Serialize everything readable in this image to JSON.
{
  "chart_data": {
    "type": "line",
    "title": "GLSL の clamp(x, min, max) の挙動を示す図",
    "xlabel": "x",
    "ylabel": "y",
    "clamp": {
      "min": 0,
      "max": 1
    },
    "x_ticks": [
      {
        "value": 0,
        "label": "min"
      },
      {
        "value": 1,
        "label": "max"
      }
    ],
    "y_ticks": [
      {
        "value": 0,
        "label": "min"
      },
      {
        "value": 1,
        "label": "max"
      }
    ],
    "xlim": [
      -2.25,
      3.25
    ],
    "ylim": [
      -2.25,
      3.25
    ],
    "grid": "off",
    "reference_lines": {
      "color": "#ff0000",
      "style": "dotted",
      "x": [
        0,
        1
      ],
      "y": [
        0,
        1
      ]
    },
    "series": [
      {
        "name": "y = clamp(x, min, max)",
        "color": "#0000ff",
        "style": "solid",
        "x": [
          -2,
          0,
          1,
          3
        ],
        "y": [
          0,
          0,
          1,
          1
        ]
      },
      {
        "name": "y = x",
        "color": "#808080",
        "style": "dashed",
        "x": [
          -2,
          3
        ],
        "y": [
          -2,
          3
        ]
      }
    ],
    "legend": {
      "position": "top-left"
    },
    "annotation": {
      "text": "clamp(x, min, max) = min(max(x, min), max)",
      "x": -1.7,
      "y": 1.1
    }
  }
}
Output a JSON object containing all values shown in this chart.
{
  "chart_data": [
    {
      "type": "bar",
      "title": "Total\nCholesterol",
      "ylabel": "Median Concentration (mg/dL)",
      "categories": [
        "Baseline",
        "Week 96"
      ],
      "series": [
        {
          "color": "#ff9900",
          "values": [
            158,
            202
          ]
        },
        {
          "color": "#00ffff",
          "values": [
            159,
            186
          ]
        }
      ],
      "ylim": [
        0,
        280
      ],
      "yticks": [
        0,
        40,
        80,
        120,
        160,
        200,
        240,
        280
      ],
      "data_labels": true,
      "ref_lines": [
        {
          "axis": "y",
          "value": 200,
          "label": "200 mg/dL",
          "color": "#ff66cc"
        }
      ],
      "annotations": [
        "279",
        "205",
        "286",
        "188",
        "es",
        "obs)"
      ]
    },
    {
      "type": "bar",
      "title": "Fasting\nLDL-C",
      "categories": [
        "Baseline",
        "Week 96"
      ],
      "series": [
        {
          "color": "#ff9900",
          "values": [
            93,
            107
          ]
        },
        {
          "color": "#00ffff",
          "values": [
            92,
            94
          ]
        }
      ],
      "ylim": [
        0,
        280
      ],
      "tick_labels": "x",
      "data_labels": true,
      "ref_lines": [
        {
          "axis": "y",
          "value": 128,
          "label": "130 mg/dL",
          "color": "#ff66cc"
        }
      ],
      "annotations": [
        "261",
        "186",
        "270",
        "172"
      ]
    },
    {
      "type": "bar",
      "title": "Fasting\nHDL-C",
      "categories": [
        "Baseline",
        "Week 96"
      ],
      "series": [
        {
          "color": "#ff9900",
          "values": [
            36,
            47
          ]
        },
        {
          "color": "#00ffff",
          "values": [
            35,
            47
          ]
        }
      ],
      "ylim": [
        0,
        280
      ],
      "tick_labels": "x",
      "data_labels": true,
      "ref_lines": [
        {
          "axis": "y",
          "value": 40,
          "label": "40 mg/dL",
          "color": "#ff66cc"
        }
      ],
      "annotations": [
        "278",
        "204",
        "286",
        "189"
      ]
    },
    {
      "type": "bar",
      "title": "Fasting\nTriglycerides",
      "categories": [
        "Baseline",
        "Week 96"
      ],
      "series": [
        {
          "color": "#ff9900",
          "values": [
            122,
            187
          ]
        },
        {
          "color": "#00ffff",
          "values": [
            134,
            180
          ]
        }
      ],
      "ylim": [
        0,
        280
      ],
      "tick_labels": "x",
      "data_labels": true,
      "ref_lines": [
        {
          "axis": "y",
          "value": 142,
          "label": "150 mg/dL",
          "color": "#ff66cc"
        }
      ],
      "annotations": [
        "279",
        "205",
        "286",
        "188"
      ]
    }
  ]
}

***

DIRECTIONS FOR THIS TASK:
All of the lines above need to be given again exactly.

RESPONSE TO THIS TASK:
Serialize everything readable in this image to JSON.
{
  "chart_data": {
    "type": "line",
    "title": "GLSL の clamp(x, min, max) の挙動を示す図",
    "xlabel": "x",
    "ylabel": "y",
    "clamp": {
      "min": 0,
      "max": 1
    },
    "x_ticks": [
      {
        "value": 0,
        "label": "min"
      },
      {
        "value": 1,
        "label": "max"
      }
    ],
    "y_ticks": [
      {
        "value": 0,
        "label": "min"
      },
      {
        "value": 1,
        "label": "max"
      }
    ],
    "xlim": [
      -2.25,
      3.25
    ],
    "ylim": [
      -2.25,
      3.25
    ],
    "grid": "off",
    "reference_lines": {
      "color": "#ff0000",
      "style": "dotted",
      "x": [
        0,
        1
      ],
      "y": [
        0,
        1
      ]
    },
    "series": [
      {
        "name": "y = clamp(x, min, max)",
        "color": "#0000ff",
        "style": "solid",
        "x": [
          -2,
          0,
          1,
          3
        ],
        "y": [
          0,
          0,
          1,
          1
        ]
      },
      {
        "name": "y = x",
        "color": "#808080",
        "style": "dashed",
        "x": [
          -2,
          3
        ],
        "y": [
          -2,
          3
        ]
      }
    ],
    "legend": {
      "position": "top-left"
    },
    "annotation": {
      "text": "clamp(x, min, max) = min(max(x, min), max)",
      "x": -1.7,
      "y": 1.1
    }
  }
}
Output a JSON object containing all values shown in this chart.
{
  "chart_data": [
    {
      "type": "bar",
      "title": "Total\nCholesterol",
      "ylabel": "Median Concentration (mg/dL)",
      "categories": [
        "Baseline",
        "Week 96"
      ],
      "series": [
        {
          "color": "#ff9900",
          "values": [
            158,
            202
          ]
        },
        {
          "color": "#00ffff",
          "values": [
            159,
            186
          ]
        }
      ],
      "ylim": [
        0,
        280
      ],
      "yticks": [
        0,
        40,
        80,
        120,
        160,
        200,
        240,
        280
      ],
      "data_labels": true,
      "ref_lines": [
        {
          "axis": "y",
          "value": 200,
          "label": "200 mg/dL",
          "color": "#ff66cc"
        }
      ],
      "annotations": [
        "279",
        "205",
        "286",
        "188",
        "es",
        "obs)"
      ]
    },
    {
      "type": "bar",
      "title": "Fasting\nLDL-C",
      "categories": [
        "Baseline",
        "Week 96"
      ],
      "series": [
        {
          "color": "#ff9900",
          "values": [
            93,
            107
          ]
        },
        {
          "color": "#00ffff",
          "values": [
            92,
            94
          ]
        }
      ],
      "ylim": [
        0,
        280
      ],
      "tick_labels": "x",
      "data_labels": true,
      "ref_lines": [
        {
          "axis": "y",
          "value": 128,
          "label": "130 mg/dL",
          "color": "#ff66cc"
        }
      ],
      "annotations": [
        "261",
        "186",
        "270",
        "172"
      ]
    },
    {
      "type": "bar",
      "title": "Fasting\nHDL-C",
      "categories": [
        "Baseline",
        "Week 96"
      ],
      "series": [
        {
          "color": "#ff9900",
          "values": [
            36,
            47
          ]
        },
        {
          "color": "#00ffff",
          "values": [
            35,
            47
          ]
        }
      ],
      "ylim": [
        0,
        280
      ],
      "tick_labels": "x",
      "data_labels": true,
      "ref_lines": [
        {
          "axis": "y",
          "value": 40,
          "label": "40 mg/dL",
          "color": "#ff66cc"
        }
      ],
      "annotations": [
        "278",
        "204",
        "286",
        "189"
      ]
    },
    {
      "type": "bar",
      "title": "Fasting\nTriglycerides",
      "categories": [
        "Baseline",
        "Week 96"
      ],
      "series": [
        {
          "color": "#ff9900",
          "values": [
            122,
            187
          ]
        },
        {
          "color": "#00ffff",
          "values": [
            134,
            180
          ]
        }
      ],
      "ylim": [
        0,
        280
      ],
      "tick_labels": "x",
      "data_labels": true,
      "ref_lines": [
        {
          "axis": "y",
          "value": 142,
          "label": "150 mg/dL",
          "color": "#ff66cc"
        }
      ],
      "annotations": [
        "279",
        "205",
        "286",
        "188"
      ]
    }
  ]
}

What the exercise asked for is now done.